*What needs to be done*:
Wherever "icon" appears in a line, copy that line.
┌──
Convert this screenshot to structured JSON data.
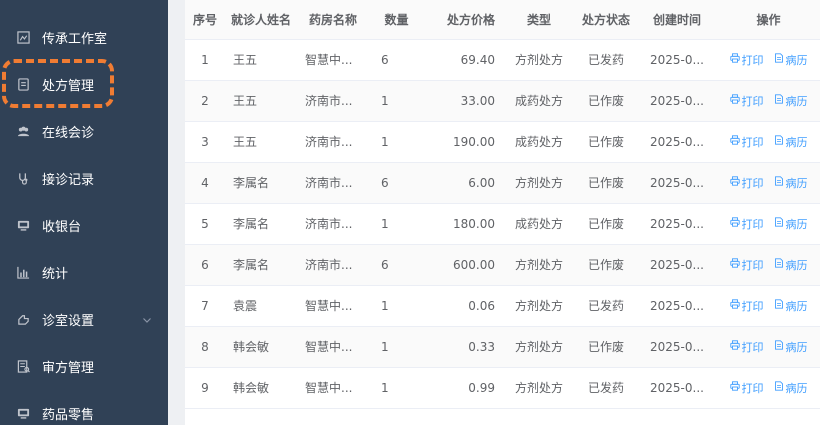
{
  "sidebar": {
    "items": [
      {
        "label": "传承工作室",
        "icon": "studio-icon"
      },
      {
        "label": "处方管理",
        "icon": "prescription-icon"
      },
      {
        "label": "在线会诊",
        "icon": "consultation-icon"
      },
      {
        "label": "接诊记录",
        "icon": "stethoscope-icon"
      },
      {
        "label": "收银台",
        "icon": "cashier-icon"
      },
      {
        "label": "统计",
        "icon": "chart-icon"
      },
      {
        "label": "诊室设置",
        "icon": "settings-icon"
      },
      {
        "label": "审方管理",
        "icon": "review-icon"
      },
      {
        "label": "药品零售",
        "icon": "retail-icon"
      }
    ],
    "active": "处方管理",
    "accent_color": "#f07c33",
    "background": "#304156"
  },
  "table": {
    "headers": [
      "序号",
      "就诊人姓名",
      "药房名称",
      "数量",
      "处方价格",
      "类型",
      "处方状态",
      "创建时间",
      "操作"
    ],
    "rows": [
      {
        "no": "1",
        "patient": "王五",
        "pharmacy": "智慧中...",
        "qty": "6",
        "price": "69.40",
        "type": "方剂处方",
        "status": "已发药",
        "created": "2025-0..."
      },
      {
        "no": "2",
        "patient": "王五",
        "pharmacy": "济南市...",
        "qty": "1",
        "price": "33.00",
        "type": "成药处方",
        "status": "已作废",
        "created": "2025-0..."
      },
      {
        "no": "3",
        "patient": "王五",
        "pharmacy": "济南市...",
        "qty": "1",
        "price": "190.00",
        "type": "成药处方",
        "status": "已作废",
        "created": "2025-0..."
      },
      {
        "no": "4",
        "patient": "李属名",
        "pharmacy": "济南市...",
        "qty": "6",
        "price": "6.00",
        "type": "方剂处方",
        "status": "已作废",
        "created": "2025-0..."
      },
      {
        "no": "5",
        "patient": "李属名",
        "pharmacy": "济南市...",
        "qty": "1",
        "price": "180.00",
        "type": "成药处方",
        "status": "已作废",
        "created": "2025-0..."
      },
      {
        "no": "6",
        "patient": "李属名",
        "pharmacy": "济南市...",
        "qty": "6",
        "price": "600.00",
        "type": "方剂处方",
        "status": "已作废",
        "created": "2025-0..."
      },
      {
        "no": "7",
        "patient": "袁震",
        "pharmacy": "智慧中...",
        "qty": "1",
        "price": "0.06",
        "type": "方剂处方",
        "status": "已发药",
        "created": "2025-0..."
      },
      {
        "no": "8",
        "patient": "韩会敏",
        "pharmacy": "智慧中...",
        "qty": "1",
        "price": "0.33",
        "type": "方剂处方",
        "status": "已作废",
        "created": "2025-0..."
      },
      {
        "no": "9",
        "patient": "韩会敏",
        "pharmacy": "智慧中...",
        "qty": "1",
        "price": "0.99",
        "type": "方剂处方",
        "status": "已发药",
        "created": "2025-0..."
      }
    ],
    "actions": {
      "print_label": "打印",
      "record_label": "病历",
      "print_icon": "print-icon",
      "record_icon": "document-icon",
      "link_color": "#409eff"
    }
  }
}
└──
*Answer to the problem*:
        "icon": "studio-icon"
        "icon": "prescription-icon"
        "icon": "consultation-icon"
        "icon": "stethoscope-icon"
        "icon": "cashier-icon"
        "icon": "chart-icon"
        "icon": "settings-icon"
        "icon": "review-icon"
        "icon": "retail-icon"
      "print_icon": "print-icon",
      "record_icon": "document-icon",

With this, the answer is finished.